Records from a data collection:

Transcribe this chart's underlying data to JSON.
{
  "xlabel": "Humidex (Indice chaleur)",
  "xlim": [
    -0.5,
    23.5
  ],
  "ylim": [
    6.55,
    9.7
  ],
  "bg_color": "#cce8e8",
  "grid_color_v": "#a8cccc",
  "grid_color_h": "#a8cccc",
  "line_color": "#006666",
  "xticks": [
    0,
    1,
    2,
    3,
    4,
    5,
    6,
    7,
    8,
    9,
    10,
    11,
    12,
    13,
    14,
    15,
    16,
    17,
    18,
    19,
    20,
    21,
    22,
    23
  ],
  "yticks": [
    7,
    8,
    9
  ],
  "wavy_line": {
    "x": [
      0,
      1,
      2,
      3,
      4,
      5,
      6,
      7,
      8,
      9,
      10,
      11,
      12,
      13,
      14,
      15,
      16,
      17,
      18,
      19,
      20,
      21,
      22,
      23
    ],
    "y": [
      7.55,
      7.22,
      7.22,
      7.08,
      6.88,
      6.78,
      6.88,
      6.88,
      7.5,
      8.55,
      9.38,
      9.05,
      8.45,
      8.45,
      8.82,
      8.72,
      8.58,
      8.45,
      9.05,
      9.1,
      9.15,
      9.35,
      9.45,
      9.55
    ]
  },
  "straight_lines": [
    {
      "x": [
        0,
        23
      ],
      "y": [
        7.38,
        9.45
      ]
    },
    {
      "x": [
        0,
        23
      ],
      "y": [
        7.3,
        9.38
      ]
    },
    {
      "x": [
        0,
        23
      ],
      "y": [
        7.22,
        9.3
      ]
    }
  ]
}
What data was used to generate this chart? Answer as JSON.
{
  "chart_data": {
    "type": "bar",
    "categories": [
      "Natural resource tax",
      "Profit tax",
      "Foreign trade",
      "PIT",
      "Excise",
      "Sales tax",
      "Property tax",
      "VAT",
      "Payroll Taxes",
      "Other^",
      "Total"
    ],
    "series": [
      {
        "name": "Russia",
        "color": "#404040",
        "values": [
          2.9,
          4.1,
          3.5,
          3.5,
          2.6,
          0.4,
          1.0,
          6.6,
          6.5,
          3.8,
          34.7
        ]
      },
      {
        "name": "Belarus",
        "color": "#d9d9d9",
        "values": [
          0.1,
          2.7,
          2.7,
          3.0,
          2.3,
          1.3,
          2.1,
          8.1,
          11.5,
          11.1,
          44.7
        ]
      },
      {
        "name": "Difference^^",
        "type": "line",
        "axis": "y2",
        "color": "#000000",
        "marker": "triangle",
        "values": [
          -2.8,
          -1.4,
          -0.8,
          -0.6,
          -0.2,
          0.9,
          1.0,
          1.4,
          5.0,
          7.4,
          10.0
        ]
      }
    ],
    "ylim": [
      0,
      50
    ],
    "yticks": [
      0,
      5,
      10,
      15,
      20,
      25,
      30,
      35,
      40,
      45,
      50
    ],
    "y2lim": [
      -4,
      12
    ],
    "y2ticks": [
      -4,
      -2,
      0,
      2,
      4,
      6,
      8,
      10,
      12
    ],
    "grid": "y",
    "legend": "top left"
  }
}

● THE EXERCISE
Would you reproduce all the entries exactly?

● RESULT
Transcribe this chart's underlying data to JSON.
{
  "xlabel": "Humidex (Indice chaleur)",
  "xlim": [
    -0.5,
    23.5
  ],
  "ylim": [
    6.55,
    9.7
  ],
  "bg_color": "#cce8e8",
  "grid_color_v": "#a8cccc",
  "grid_color_h": "#a8cccc",
  "line_color": "#006666",
  "xticks": [
    0,
    1,
    2,
    3,
    4,
    5,
    6,
    7,
    8,
    9,
    10,
    11,
    12,
    13,
    14,
    15,
    16,
    17,
    18,
    19,
    20,
    21,
    22,
    23
  ],
  "yticks": [
    7,
    8,
    9
  ],
  "wavy_line": {
    "x": [
      0,
      1,
      2,
      3,
      4,
      5,
      6,
      7,
      8,
      9,
      10,
      11,
      12,
      13,
      14,
      15,
      16,
      17,
      18,
      19,
      20,
      21,
      22,
      23
    ],
    "y": [
      7.55,
      7.22,
      7.22,
      7.08,
      6.88,
      6.78,
      6.88,
      6.88,
      7.5,
      8.55,
      9.38,
      9.05,
      8.45,
      8.45,
      8.82,
      8.72,
      8.58,
      8.45,
      9.05,
      9.1,
      9.15,
      9.35,
      9.45,
      9.55
    ]
  },
  "straight_lines": [
    {
      "x": [
        0,
        23
      ],
      "y": [
        7.38,
        9.45
      ]
    },
    {
      "x": [
        0,
        23
      ],
      "y": [
        7.3,
        9.38
      ]
    },
    {
      "x": [
        0,
        23
      ],
      "y": [
        7.22,
        9.3
      ]
    }
  ]
}
What data was used to generate this chart? Answer as JSON.
{
  "chart_data": {
    "type": "bar",
    "categories": [
      "Natural resource tax",
      "Profit tax",
      "Foreign trade",
      "PIT",
      "Excise",
      "Sales tax",
      "Property tax",
      "VAT",
      "Payroll Taxes",
      "Other^",
      "Total"
    ],
    "series": [
      {
        "name": "Russia",
        "color": "#404040",
        "values": [
          2.9,
          4.1,
          3.5,
          3.5,
          2.6,
          0.4,
          1.0,
          6.6,
          6.5,
          3.8,
          34.7
        ]
      },
      {
        "name": "Belarus",
        "color": "#d9d9d9",
        "values": [
          0.1,
          2.7,
          2.7,
          3.0,
          2.3,
          1.3,
          2.1,
          8.1,
          11.5,
          11.1,
          44.7
        ]
      },
      {
        "name": "Difference^^",
        "type": "line",
        "axis": "y2",
        "color": "#000000",
        "marker": "triangle",
        "values": [
          -2.8,
          -1.4,
          -0.8,
          -0.6,
          -0.2,
          0.9,
          1.0,
          1.4,
          5.0,
          7.4,
          10.0
        ]
      }
    ],
    "ylim": [
      0,
      50
    ],
    "yticks": [
      0,
      5,
      10,
      15,
      20,
      25,
      30,
      35,
      40,
      45,
      50
    ],
    "y2lim": [
      -4,
      12
    ],
    "y2ticks": [
      -4,
      -2,
      0,
      2,
      4,
      6,
      8,
      10,
      12
    ],
    "grid": "y",
    "legend": "top left"
  }
}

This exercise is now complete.